TASK TO CARRY OUT: Filter the listing below, copying every line in which the word "this" appears.

GIVEN RECORDS:
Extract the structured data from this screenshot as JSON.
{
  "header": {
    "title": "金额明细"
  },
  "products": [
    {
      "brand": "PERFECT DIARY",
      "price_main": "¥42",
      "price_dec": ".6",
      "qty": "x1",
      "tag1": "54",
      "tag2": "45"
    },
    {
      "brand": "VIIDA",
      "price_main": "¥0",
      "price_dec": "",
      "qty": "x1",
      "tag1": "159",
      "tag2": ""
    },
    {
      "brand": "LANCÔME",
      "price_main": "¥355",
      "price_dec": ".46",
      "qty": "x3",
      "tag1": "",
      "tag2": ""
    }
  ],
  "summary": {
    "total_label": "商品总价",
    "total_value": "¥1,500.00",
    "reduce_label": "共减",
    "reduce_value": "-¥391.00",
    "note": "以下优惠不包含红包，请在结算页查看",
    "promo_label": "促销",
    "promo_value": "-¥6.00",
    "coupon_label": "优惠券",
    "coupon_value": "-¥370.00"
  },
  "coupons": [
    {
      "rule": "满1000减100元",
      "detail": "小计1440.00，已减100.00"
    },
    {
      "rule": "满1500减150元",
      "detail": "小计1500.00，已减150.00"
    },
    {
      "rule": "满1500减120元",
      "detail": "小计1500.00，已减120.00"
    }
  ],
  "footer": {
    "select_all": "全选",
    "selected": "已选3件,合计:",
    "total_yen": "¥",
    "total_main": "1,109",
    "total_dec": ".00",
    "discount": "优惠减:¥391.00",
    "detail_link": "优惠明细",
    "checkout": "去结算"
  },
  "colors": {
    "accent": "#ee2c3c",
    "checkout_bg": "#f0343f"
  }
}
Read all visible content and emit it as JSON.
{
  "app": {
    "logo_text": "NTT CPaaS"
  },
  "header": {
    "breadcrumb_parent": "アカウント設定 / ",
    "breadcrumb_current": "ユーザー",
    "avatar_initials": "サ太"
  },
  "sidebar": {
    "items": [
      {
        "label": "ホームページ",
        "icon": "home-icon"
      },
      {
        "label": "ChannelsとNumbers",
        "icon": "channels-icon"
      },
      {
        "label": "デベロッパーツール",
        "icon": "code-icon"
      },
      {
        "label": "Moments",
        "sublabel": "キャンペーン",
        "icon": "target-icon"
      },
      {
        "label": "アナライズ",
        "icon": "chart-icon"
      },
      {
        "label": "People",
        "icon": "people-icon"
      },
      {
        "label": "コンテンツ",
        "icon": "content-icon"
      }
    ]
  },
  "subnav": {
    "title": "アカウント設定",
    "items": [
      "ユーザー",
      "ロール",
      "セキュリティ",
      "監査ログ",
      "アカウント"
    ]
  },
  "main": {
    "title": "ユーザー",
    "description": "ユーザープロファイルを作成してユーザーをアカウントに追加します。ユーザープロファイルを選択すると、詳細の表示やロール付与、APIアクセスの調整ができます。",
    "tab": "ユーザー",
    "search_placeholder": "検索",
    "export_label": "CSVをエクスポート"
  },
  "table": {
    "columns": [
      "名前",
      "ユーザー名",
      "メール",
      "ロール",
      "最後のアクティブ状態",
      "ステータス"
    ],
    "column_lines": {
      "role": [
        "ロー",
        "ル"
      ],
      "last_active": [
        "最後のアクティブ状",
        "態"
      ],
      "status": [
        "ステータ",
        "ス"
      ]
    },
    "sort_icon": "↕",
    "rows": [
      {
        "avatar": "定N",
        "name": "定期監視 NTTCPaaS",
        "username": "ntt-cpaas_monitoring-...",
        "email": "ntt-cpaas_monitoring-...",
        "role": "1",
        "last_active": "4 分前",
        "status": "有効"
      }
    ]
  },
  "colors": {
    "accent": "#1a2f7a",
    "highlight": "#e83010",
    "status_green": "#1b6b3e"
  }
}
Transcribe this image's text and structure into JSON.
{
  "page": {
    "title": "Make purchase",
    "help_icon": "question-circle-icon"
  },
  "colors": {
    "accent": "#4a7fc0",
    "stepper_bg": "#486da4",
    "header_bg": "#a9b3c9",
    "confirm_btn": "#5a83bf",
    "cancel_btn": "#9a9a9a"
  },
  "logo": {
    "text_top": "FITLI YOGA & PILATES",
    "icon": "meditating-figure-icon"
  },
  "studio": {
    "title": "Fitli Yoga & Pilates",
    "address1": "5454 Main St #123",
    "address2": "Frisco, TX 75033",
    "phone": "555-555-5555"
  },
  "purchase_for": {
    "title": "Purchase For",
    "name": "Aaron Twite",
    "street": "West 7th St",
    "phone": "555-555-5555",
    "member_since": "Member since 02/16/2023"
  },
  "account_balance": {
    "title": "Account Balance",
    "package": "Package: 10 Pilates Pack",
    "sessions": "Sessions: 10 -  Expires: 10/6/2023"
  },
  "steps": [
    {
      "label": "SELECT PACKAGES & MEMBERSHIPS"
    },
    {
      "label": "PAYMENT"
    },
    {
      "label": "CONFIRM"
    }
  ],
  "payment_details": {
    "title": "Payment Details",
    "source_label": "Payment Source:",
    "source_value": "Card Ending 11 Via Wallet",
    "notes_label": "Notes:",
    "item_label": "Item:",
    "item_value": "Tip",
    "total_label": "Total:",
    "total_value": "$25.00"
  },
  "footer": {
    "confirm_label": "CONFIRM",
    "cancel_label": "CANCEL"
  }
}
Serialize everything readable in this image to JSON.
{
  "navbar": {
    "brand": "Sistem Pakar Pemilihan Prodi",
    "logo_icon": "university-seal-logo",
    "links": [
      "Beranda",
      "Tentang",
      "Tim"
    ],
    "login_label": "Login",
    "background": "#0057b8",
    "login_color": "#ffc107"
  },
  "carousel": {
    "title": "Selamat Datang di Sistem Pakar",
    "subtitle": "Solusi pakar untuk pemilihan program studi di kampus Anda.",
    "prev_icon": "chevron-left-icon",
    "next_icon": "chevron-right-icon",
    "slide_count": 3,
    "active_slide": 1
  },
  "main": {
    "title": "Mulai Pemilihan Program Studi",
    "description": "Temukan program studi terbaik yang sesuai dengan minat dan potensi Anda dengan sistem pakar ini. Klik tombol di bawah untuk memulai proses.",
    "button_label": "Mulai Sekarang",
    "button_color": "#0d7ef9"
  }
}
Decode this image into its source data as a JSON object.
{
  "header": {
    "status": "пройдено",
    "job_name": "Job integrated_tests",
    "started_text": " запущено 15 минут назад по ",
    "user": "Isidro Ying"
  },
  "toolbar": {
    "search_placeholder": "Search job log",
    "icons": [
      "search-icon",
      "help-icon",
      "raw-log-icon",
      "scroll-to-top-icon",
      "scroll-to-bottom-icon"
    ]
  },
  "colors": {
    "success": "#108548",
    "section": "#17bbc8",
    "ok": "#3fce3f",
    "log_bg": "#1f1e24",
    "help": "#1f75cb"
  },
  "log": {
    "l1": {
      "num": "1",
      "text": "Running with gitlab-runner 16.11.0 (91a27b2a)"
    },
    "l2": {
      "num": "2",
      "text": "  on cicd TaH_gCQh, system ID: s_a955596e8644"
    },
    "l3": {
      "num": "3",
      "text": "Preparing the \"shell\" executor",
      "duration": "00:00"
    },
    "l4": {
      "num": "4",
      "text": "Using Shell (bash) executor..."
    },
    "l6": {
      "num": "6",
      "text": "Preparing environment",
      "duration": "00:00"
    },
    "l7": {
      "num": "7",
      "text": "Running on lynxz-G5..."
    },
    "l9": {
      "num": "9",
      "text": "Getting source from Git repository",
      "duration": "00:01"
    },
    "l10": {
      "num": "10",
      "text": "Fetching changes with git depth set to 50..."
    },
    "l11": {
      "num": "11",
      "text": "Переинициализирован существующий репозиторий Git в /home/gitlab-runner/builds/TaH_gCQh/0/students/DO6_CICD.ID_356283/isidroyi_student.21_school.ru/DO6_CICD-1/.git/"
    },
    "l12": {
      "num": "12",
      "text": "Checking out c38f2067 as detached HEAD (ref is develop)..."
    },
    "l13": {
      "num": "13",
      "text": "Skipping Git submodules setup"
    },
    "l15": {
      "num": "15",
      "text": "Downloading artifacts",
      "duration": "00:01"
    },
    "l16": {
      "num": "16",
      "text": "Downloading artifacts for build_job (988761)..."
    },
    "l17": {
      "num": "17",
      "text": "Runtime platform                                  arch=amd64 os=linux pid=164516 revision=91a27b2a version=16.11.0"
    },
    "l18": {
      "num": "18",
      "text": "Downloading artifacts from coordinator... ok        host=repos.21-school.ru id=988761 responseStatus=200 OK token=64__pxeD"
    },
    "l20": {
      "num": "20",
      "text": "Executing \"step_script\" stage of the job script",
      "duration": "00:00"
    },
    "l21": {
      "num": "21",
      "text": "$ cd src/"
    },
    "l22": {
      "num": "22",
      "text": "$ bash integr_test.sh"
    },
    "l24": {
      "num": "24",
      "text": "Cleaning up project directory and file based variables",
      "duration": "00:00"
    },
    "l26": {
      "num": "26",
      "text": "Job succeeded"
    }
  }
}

TASK SOLUTION:
Extract the structured data from this screenshot as JSON.
Transcribe this image's text and structure into JSON.
Serialize everything readable in this image to JSON.
Decode this image into its source data as a JSON object.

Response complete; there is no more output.